- [GIVEN REQUEST]:
In the data below, find the line containing "Convert this chart to structured JSON data."; reproduce that line and all subsequent lines exactly, and nothing else.
--- EXERCISE DATA ---
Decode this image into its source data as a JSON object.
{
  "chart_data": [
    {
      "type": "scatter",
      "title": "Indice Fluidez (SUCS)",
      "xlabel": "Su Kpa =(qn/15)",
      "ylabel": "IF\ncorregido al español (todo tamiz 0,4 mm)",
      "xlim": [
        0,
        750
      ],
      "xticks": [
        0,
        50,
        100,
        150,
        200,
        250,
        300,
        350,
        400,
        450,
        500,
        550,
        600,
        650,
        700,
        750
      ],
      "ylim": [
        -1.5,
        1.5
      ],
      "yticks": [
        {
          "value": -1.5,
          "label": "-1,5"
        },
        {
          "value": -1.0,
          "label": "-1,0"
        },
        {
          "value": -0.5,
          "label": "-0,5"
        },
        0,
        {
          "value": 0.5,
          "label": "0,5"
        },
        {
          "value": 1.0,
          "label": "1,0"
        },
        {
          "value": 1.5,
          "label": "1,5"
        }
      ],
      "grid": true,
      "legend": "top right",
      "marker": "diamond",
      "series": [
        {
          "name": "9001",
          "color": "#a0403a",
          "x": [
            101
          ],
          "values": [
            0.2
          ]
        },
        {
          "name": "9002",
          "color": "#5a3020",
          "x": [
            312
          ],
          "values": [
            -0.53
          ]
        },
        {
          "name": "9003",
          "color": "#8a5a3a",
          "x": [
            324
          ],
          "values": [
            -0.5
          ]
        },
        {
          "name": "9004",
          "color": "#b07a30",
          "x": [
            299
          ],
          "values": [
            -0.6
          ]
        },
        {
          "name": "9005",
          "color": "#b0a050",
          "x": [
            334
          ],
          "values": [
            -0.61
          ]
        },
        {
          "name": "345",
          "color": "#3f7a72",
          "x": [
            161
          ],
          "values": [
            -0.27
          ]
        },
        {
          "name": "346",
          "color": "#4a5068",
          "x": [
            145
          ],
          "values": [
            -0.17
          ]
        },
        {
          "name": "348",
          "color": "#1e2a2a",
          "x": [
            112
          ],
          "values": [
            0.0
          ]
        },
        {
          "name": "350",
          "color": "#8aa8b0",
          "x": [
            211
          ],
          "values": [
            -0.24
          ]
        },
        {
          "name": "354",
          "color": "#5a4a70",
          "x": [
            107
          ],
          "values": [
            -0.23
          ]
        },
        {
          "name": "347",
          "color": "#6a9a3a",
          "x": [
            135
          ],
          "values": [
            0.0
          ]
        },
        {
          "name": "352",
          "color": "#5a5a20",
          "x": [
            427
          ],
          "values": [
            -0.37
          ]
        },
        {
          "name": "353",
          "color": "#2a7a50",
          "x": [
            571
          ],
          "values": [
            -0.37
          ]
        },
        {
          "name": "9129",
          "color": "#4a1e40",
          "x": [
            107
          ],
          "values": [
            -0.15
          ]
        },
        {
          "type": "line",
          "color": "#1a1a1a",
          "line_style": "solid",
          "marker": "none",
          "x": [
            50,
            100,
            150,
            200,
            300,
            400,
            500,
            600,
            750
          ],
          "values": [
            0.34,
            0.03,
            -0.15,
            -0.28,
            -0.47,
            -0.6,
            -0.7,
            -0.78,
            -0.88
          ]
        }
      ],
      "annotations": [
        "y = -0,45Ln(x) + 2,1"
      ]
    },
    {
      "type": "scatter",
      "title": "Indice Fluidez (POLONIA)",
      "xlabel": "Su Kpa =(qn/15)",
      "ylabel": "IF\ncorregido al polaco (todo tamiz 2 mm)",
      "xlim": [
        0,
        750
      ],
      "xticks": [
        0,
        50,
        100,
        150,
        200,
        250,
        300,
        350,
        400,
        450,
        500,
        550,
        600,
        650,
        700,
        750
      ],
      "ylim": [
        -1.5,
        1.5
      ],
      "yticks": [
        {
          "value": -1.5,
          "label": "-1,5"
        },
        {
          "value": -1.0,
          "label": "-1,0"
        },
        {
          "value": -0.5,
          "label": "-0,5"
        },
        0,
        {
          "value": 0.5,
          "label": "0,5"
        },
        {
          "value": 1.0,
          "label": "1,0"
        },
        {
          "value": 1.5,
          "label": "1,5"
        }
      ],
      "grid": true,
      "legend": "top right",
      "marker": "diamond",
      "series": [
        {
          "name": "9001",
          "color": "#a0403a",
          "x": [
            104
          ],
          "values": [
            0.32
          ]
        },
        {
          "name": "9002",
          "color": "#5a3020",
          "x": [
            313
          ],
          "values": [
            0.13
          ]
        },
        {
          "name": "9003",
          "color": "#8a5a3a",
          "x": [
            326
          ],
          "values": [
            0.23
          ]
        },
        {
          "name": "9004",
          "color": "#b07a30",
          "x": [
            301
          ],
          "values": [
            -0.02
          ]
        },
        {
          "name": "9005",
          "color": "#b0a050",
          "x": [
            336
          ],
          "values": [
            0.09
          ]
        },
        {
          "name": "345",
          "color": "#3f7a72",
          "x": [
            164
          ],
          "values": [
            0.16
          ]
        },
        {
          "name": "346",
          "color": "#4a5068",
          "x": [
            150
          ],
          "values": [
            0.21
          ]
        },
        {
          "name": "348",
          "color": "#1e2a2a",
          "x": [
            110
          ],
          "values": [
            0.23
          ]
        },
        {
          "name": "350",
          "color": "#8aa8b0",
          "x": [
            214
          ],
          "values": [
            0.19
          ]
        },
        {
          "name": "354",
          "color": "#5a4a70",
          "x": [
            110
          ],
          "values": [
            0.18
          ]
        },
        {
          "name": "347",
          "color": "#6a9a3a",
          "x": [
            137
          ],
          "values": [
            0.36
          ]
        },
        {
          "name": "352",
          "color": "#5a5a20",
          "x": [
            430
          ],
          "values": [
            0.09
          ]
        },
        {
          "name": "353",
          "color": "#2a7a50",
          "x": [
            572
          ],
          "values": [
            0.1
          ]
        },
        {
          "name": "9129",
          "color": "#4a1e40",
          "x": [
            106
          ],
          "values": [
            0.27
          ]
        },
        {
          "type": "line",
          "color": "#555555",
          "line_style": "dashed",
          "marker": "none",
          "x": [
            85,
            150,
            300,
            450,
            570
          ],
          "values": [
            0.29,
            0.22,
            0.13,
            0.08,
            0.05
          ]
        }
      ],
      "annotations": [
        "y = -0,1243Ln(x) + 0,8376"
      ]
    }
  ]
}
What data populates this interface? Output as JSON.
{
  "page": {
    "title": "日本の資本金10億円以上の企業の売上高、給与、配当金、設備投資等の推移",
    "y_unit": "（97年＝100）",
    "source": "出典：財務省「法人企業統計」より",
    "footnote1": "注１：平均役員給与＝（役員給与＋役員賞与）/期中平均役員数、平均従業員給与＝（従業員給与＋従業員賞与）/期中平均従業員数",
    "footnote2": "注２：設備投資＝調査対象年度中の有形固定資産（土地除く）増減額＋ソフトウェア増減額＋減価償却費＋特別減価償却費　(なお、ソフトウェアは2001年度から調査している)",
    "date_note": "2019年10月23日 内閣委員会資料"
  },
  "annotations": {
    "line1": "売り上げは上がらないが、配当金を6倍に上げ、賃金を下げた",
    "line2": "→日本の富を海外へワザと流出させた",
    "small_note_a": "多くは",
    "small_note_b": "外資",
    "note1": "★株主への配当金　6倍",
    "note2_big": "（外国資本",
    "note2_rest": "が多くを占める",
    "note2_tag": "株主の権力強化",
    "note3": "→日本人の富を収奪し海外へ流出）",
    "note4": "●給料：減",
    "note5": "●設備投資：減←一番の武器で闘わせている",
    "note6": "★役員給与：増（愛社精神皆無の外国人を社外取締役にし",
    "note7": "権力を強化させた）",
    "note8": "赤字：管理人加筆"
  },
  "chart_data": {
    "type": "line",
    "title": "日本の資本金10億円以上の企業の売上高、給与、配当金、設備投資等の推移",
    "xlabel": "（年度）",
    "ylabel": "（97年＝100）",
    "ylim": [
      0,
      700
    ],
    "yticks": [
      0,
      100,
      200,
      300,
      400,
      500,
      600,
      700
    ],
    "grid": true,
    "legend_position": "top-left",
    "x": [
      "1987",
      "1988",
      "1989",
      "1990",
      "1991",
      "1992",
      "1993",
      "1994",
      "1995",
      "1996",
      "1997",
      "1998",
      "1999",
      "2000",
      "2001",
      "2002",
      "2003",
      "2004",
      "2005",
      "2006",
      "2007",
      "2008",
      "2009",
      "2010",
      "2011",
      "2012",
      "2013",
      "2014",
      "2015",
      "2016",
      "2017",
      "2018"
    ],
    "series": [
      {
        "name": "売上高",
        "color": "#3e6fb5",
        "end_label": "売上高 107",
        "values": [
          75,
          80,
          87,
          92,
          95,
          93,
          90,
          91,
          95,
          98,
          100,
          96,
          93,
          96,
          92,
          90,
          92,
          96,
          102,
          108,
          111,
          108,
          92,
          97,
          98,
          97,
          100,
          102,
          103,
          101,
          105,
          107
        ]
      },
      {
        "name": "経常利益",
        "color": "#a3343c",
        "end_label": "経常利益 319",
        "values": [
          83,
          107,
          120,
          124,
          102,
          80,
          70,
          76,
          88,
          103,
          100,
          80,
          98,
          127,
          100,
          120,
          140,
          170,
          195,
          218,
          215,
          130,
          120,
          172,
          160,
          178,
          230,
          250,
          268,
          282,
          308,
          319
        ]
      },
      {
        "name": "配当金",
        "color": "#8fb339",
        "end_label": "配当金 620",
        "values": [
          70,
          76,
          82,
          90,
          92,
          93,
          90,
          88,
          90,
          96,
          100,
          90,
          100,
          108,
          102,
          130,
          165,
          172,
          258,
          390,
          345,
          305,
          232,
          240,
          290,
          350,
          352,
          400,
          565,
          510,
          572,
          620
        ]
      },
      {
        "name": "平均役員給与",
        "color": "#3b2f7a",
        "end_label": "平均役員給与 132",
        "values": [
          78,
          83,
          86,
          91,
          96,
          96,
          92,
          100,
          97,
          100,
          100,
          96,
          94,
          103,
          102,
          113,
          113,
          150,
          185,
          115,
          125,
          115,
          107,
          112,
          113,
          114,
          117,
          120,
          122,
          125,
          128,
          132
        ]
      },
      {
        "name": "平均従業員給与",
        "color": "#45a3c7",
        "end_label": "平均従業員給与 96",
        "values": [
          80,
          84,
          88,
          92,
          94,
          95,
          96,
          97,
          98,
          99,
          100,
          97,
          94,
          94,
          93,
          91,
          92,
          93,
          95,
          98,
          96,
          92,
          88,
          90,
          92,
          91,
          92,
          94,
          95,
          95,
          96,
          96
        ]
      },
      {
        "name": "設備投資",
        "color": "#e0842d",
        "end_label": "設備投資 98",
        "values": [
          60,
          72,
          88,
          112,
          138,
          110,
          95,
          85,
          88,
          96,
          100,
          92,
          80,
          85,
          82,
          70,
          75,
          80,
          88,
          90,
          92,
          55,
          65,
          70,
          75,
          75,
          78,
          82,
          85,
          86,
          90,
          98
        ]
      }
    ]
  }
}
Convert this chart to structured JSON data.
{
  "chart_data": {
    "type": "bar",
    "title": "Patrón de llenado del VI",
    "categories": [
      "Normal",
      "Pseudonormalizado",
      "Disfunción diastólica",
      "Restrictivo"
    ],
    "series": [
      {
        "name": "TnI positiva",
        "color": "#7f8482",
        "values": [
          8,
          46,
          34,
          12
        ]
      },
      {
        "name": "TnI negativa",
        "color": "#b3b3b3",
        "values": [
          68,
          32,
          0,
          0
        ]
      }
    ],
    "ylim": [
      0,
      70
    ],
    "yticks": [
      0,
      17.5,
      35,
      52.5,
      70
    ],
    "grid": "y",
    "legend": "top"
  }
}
---
- [WRITTEN SOLUTION]:
Convert this chart to structured JSON data.
{
  "chart_data": {
    "type": "bar",
    "title": "Patrón de llenado del VI",
    "categories": [
      "Normal",
      "Pseudonormalizado",
      "Disfunción diastólica",
      "Restrictivo"
    ],
    "series": [
      {
        "name": "TnI positiva",
        "color": "#7f8482",
        "values": [
          8,
          46,
          34,
          12
        ]
      },
      {
        "name": "TnI negativa",
        "color": "#b3b3b3",
        "values": [
          68,
          32,
          0,
          0
        ]
      }
    ],
    "ylim": [
      0,
      70
    ],
    "yticks": [
      0,
      17.5,
      35,
      52.5,
      70
    ],
    "grid": "y",
    "legend": "top"
  }
}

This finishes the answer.